• [Given task]:
Reproduce all of the material exactly as shown.
※ ※ ※
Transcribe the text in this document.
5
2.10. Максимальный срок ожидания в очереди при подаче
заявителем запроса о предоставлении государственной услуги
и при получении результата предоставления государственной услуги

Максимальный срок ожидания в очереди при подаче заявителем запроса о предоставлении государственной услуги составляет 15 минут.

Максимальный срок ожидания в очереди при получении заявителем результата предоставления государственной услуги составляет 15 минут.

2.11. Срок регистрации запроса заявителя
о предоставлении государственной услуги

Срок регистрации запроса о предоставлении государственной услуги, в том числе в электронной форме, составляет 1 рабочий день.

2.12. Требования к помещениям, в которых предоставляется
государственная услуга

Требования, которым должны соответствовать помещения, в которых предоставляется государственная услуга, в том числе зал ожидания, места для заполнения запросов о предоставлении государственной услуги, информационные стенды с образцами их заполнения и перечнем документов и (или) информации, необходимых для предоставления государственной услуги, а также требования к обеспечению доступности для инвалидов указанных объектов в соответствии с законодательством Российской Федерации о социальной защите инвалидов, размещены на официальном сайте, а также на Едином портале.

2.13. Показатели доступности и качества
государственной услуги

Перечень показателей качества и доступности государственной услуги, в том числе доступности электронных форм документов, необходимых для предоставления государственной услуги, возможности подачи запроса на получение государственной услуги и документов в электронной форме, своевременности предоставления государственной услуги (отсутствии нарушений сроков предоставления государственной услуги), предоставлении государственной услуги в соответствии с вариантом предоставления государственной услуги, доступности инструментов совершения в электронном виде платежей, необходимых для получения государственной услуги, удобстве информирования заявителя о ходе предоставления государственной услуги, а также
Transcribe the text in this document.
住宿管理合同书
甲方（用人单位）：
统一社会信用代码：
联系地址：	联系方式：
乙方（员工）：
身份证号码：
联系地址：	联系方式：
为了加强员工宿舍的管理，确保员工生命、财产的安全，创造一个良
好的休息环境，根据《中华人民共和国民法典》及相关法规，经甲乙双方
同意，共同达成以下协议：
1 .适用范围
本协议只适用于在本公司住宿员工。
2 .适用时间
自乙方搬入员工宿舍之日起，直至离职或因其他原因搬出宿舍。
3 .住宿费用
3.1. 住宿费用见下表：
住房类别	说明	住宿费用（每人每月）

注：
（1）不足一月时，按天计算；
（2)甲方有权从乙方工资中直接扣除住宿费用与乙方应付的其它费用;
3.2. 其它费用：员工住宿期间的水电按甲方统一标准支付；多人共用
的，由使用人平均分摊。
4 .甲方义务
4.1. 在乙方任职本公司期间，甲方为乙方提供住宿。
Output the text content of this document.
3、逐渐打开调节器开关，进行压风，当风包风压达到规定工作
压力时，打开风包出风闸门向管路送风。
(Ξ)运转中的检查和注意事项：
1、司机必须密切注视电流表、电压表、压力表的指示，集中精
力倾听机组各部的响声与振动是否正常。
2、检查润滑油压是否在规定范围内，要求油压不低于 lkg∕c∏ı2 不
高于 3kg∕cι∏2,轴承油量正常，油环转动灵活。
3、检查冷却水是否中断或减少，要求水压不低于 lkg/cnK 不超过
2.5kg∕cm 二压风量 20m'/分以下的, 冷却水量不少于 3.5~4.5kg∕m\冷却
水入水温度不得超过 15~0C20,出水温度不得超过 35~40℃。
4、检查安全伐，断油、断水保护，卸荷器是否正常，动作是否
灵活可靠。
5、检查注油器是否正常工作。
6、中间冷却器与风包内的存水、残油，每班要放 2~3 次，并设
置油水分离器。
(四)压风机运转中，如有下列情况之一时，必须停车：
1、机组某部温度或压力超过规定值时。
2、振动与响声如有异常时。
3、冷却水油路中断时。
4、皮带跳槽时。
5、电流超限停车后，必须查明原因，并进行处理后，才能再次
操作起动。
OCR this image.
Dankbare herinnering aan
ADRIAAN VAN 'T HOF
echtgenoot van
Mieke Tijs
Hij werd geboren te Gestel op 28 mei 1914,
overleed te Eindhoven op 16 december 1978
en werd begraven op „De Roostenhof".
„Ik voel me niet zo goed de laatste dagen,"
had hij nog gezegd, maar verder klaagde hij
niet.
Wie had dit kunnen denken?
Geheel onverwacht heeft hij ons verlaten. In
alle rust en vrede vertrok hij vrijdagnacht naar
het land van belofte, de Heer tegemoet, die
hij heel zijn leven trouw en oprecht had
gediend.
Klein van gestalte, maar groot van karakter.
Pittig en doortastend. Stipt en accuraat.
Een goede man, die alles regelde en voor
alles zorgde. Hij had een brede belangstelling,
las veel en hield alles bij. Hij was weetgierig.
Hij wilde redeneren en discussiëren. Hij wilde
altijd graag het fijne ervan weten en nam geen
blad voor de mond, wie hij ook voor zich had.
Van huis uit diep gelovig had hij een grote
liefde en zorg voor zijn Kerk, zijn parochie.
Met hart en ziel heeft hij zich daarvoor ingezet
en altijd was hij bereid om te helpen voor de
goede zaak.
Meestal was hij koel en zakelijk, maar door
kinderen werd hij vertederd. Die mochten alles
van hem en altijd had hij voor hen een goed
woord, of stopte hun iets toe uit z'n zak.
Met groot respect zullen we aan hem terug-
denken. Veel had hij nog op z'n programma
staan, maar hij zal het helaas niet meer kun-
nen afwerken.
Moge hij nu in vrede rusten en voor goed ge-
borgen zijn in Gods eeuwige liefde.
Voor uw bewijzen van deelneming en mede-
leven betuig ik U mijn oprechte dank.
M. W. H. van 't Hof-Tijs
※ ※ ※
• [Result of the exercise]:
Transcribe the text in this document.
5
2.10. Максимальный срок ожидания в очереди при подаче
заявителем запроса о предоставлении государственной услуги
и при получении результата предоставления государственной услуги

Максимальный срок ожидания в очереди при подаче заявителем запроса о предоставлении государственной услуги составляет 15 минут.

Максимальный срок ожидания в очереди при получении заявителем результата предоставления государственной услуги составляет 15 минут.

2.11. Срок регистрации запроса заявителя
о предоставлении государственной услуги

Срок регистрации запроса о предоставлении государственной услуги, в том числе в электронной форме, составляет 1 рабочий день.

2.12. Требования к помещениям, в которых предоставляется
государственная услуга

Требования, которым должны соответствовать помещения, в которых предоставляется государственная услуга, в том числе зал ожидания, места для заполнения запросов о предоставлении государственной услуги, информационные стенды с образцами их заполнения и перечнем документов и (или) информации, необходимых для предоставления государственной услуги, а также требования к обеспечению доступности для инвалидов указанных объектов в соответствии с законодательством Российской Федерации о социальной защите инвалидов, размещены на официальном сайте, а также на Едином портале.

2.13. Показатели доступности и качества
государственной услуги

Перечень показателей качества и доступности государственной услуги, в том числе доступности электронных форм документов, необходимых для предоставления государственной услуги, возможности подачи запроса на получение государственной услуги и документов в электронной форме, своевременности предоставления государственной услуги (отсутствии нарушений сроков предоставления государственной услуги), предоставлении государственной услуги в соответствии с вариантом предоставления государственной услуги, доступности инструментов совершения в электронном виде платежей, необходимых для получения государственной услуги, удобстве информирования заявителя о ходе предоставления государственной услуги, а также
Transcribe the text in this document.
住宿管理合同书
甲方（用人单位）：
统一社会信用代码：
联系地址：	联系方式：
乙方（员工）：
身份证号码：
联系地址：	联系方式：
为了加强员工宿舍的管理，确保员工生命、财产的安全，创造一个良
好的休息环境，根据《中华人民共和国民法典》及相关法规，经甲乙双方
同意，共同达成以下协议：
1 .适用范围
本协议只适用于在本公司住宿员工。
2 .适用时间
自乙方搬入员工宿舍之日起，直至离职或因其他原因搬出宿舍。
3 .住宿费用
3.1. 住宿费用见下表：
住房类别	说明	住宿费用（每人每月）

注：
（1）不足一月时，按天计算；
（2)甲方有权从乙方工资中直接扣除住宿费用与乙方应付的其它费用;
3.2. 其它费用：员工住宿期间的水电按甲方统一标准支付；多人共用
的，由使用人平均分摊。
4 .甲方义务
4.1. 在乙方任职本公司期间，甲方为乙方提供住宿。
Output the text content of this document.
3、逐渐打开调节器开关，进行压风，当风包风压达到规定工作
压力时，打开风包出风闸门向管路送风。
(Ξ)运转中的检查和注意事项：
1、司机必须密切注视电流表、电压表、压力表的指示，集中精
力倾听机组各部的响声与振动是否正常。
2、检查润滑油压是否在规定范围内，要求油压不低于 lkg∕c∏ı2 不
高于 3kg∕cι∏2,轴承油量正常，油环转动灵活。
3、检查冷却水是否中断或减少，要求水压不低于 lkg/cnK 不超过
2.5kg∕cm 二压风量 20m'/分以下的, 冷却水量不少于 3.5~4.5kg∕m\冷却
水入水温度不得超过 15~0C20,出水温度不得超过 35~40℃。
4、检查安全伐，断油、断水保护，卸荷器是否正常，动作是否
灵活可靠。
5、检查注油器是否正常工作。
6、中间冷却器与风包内的存水、残油，每班要放 2~3 次，并设
置油水分离器。
(四)压风机运转中，如有下列情况之一时，必须停车：
1、机组某部温度或压力超过规定值时。
2、振动与响声如有异常时。
3、冷却水油路中断时。
4、皮带跳槽时。
5、电流超限停车后，必须查明原因，并进行处理后，才能再次
操作起动。
OCR this image.
Dankbare herinnering aan
ADRIAAN VAN 'T HOF
echtgenoot van
Mieke Tijs
Hij werd geboren te Gestel op 28 mei 1914,
overleed te Eindhoven op 16 december 1978
en werd begraven op „De Roostenhof".
„Ik voel me niet zo goed de laatste dagen,"
had hij nog gezegd, maar verder klaagde hij
niet.
Wie had dit kunnen denken?
Geheel onverwacht heeft hij ons verlaten. In
alle rust en vrede vertrok hij vrijdagnacht naar
het land van belofte, de Heer tegemoet, die
hij heel zijn leven trouw en oprecht had
gediend.
Klein van gestalte, maar groot van karakter.
Pittig en doortastend. Stipt en accuraat.
Een goede man, die alles regelde en voor
alles zorgde. Hij had een brede belangstelling,
las veel en hield alles bij. Hij was weetgierig.
Hij wilde redeneren en discussiëren. Hij wilde
altijd graag het fijne ervan weten en nam geen
blad voor de mond, wie hij ook voor zich had.
Van huis uit diep gelovig had hij een grote
liefde en zorg voor zijn Kerk, zijn parochie.
Met hart en ziel heeft hij zich daarvoor ingezet
en altijd was hij bereid om te helpen voor de
goede zaak.
Meestal was hij koel en zakelijk, maar door
kinderen werd hij vertederd. Die mochten alles
van hem en altijd had hij voor hen een goed
woord, of stopte hun iets toe uit z'n zak.
Met groot respect zullen we aan hem terug-
denken. Veel had hij nog op z'n programma
staan, maar hij zal het helaas niet meer kun-
nen afwerken.
Moge hij nu in vrede rusten en voor goed ge-
borgen zijn in Gods eeuwige liefde.
Voor uw bewijzen van deelneming en mede-
leven betuig ik U mijn oprechte dank.
M. W. H. van 't Hof-Tijs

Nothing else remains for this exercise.